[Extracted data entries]
##############################

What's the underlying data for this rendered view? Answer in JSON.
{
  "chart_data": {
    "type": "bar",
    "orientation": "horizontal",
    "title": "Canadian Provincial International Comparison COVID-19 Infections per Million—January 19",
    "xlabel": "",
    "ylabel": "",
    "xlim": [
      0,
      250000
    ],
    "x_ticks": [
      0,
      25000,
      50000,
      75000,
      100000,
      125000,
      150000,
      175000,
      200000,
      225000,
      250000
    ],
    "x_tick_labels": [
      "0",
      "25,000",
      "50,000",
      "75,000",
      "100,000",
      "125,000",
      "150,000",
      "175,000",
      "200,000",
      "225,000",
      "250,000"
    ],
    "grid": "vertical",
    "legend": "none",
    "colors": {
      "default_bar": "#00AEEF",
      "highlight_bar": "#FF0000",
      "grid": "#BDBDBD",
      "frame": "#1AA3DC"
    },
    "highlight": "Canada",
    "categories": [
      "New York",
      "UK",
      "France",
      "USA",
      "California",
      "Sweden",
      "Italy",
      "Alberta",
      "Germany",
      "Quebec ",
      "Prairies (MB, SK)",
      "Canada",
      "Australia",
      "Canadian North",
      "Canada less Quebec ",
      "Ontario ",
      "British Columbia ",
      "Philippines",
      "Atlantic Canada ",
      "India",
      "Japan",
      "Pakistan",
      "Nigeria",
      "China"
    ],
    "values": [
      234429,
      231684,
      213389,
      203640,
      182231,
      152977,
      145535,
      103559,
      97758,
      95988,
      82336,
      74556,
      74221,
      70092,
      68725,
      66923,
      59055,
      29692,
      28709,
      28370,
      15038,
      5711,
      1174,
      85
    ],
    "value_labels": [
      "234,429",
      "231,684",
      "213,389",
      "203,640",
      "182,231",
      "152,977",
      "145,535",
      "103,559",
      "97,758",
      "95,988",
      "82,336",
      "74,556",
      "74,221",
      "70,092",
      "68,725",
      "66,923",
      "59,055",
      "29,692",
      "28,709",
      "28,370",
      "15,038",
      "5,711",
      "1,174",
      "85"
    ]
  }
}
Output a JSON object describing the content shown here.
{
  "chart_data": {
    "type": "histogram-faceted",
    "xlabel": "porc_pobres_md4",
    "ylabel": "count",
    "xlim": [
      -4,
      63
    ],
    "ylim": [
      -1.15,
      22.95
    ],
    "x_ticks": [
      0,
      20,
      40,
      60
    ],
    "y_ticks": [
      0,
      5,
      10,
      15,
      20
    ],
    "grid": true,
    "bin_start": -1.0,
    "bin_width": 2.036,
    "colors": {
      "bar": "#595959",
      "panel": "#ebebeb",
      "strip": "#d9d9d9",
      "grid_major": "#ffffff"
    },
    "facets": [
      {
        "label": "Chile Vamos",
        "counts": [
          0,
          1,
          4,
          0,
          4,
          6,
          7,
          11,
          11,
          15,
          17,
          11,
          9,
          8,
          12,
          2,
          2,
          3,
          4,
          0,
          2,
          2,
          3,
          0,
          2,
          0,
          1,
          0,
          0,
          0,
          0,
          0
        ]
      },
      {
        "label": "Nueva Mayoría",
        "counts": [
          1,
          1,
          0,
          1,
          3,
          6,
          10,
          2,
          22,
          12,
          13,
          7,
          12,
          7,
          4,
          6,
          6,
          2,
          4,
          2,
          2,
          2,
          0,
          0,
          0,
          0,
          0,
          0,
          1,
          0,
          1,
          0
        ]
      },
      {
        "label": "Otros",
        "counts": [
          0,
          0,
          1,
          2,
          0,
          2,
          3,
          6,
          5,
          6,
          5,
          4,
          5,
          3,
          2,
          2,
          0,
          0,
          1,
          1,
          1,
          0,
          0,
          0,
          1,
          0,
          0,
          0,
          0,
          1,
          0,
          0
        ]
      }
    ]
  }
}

##############################

→ **BRIEF**
Where a line above contains the string "Canadian", copy that line.

→ **RESULT BELOW**
    "title": "Canadian Provincial International Comparison COVID-19 Infections per Million—January 19",
      "Canadian North",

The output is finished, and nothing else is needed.